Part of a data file
____
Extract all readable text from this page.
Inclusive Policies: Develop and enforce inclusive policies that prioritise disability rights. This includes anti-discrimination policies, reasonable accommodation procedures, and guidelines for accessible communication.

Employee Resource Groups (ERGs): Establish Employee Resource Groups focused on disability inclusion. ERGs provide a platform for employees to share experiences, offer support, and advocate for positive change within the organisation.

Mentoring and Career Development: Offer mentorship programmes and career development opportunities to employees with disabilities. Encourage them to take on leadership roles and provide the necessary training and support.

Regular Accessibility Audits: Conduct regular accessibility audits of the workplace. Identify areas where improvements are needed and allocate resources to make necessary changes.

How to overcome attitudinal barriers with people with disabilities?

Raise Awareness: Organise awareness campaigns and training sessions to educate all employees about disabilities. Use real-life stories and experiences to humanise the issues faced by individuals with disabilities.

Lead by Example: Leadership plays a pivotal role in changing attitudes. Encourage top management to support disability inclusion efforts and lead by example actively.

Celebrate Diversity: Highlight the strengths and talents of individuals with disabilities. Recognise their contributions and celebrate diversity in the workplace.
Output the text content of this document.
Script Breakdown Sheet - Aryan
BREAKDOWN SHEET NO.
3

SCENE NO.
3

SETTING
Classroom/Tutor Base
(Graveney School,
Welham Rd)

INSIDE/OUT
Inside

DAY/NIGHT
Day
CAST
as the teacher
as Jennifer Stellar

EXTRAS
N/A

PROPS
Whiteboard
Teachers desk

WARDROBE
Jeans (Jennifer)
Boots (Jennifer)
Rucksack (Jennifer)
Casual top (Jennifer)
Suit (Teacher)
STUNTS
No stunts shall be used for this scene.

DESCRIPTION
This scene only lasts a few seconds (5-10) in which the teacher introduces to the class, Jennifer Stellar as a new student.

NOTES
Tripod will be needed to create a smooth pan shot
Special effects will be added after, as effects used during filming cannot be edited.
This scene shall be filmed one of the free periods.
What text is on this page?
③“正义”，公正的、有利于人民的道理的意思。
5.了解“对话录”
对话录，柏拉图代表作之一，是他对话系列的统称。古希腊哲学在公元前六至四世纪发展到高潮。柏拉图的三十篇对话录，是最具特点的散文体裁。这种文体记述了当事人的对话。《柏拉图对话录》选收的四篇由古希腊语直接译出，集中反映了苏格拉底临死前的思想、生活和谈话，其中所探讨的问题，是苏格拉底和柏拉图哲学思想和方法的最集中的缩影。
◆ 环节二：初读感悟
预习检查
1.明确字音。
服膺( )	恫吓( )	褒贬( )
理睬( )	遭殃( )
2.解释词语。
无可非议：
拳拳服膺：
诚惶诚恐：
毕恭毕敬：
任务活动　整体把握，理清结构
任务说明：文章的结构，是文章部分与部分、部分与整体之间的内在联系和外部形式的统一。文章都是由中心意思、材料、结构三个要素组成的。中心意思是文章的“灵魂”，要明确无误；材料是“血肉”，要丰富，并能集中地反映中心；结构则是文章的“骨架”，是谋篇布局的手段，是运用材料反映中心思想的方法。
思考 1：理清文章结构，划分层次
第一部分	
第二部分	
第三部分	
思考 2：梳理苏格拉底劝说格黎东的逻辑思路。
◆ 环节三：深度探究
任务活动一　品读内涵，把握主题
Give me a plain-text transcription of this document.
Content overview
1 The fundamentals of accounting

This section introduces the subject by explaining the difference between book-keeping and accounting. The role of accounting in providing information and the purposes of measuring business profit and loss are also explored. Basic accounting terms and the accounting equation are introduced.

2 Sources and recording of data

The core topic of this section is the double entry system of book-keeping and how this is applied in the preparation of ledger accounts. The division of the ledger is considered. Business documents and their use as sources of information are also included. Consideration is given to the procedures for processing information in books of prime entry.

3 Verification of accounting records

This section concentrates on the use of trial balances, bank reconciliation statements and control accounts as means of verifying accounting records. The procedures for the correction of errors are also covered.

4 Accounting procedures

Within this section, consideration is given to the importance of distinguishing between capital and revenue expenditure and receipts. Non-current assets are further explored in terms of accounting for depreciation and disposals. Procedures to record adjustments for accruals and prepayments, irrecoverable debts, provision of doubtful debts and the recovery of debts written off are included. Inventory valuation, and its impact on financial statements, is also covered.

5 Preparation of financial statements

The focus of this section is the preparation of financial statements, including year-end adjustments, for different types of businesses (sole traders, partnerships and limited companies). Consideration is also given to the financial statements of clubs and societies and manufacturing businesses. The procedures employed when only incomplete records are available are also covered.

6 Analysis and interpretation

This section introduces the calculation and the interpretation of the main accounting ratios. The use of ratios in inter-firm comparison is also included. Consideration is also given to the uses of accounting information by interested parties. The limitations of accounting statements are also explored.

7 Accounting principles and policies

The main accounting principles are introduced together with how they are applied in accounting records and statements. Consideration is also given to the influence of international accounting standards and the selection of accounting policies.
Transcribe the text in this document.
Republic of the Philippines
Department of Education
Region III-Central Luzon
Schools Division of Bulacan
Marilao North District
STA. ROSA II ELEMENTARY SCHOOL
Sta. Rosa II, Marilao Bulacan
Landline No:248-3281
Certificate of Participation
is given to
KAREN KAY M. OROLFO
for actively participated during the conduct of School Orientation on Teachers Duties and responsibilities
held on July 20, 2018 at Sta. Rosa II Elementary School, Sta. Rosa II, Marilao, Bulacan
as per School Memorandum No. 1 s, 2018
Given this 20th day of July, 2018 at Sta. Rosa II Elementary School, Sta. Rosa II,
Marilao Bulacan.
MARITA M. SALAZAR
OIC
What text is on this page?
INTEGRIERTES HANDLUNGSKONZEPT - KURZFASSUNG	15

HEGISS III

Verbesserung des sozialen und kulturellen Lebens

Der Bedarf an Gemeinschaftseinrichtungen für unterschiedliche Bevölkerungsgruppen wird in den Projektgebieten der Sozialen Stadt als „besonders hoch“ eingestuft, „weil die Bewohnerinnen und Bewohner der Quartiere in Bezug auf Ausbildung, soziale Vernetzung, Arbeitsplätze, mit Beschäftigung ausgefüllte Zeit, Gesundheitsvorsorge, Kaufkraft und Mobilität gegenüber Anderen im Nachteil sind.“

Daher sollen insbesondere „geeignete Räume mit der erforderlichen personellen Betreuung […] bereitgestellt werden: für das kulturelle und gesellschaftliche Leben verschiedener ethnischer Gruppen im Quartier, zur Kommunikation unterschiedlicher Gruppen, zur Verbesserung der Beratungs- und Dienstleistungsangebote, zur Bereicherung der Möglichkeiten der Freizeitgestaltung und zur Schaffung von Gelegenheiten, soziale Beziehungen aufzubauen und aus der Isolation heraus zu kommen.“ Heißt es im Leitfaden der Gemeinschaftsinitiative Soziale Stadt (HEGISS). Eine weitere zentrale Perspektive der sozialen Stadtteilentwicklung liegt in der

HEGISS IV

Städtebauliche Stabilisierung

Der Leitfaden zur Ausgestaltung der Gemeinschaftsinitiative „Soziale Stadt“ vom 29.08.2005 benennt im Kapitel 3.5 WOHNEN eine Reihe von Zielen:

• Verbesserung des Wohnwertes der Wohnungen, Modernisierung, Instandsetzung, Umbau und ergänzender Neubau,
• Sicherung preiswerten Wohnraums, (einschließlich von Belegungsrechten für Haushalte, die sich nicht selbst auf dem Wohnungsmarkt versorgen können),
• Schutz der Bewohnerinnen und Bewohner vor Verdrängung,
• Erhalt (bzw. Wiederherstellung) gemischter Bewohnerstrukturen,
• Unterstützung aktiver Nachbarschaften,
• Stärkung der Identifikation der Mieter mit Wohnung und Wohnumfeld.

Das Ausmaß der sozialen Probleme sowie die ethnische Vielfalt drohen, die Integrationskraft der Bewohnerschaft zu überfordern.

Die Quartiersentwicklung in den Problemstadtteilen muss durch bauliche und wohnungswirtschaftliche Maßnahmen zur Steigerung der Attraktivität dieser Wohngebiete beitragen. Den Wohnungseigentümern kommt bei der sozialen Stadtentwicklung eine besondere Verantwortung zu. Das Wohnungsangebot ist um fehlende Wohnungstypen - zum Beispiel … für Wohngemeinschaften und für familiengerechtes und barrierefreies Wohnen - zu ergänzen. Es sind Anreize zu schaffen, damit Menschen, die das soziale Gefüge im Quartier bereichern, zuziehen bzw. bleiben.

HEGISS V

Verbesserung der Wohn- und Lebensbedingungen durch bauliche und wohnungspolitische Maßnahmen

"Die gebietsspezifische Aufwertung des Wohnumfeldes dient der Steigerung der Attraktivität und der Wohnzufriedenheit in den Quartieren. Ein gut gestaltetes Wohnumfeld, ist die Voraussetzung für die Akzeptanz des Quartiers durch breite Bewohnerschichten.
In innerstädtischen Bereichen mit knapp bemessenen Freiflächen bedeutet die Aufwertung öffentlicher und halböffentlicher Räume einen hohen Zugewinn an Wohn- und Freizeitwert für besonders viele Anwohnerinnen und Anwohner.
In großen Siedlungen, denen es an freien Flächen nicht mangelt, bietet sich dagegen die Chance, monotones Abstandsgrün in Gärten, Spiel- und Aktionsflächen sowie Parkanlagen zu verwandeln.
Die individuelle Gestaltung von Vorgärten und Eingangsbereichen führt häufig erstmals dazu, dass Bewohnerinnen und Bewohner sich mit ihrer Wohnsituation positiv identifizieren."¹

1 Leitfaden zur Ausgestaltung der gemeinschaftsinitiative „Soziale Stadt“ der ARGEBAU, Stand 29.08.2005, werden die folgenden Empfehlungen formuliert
____
GOAL :: From the entries above, extract each line containing "interpretation".

RESULT ::
6 Analysis and interpretation
This section introduces the calculation and the interpretation of the main accounting ratios. The use of ratios in inter-firm comparison is also included. Consideration is also given to the uses of accounting information by interested parties. The limitations of accounting statements are also explored.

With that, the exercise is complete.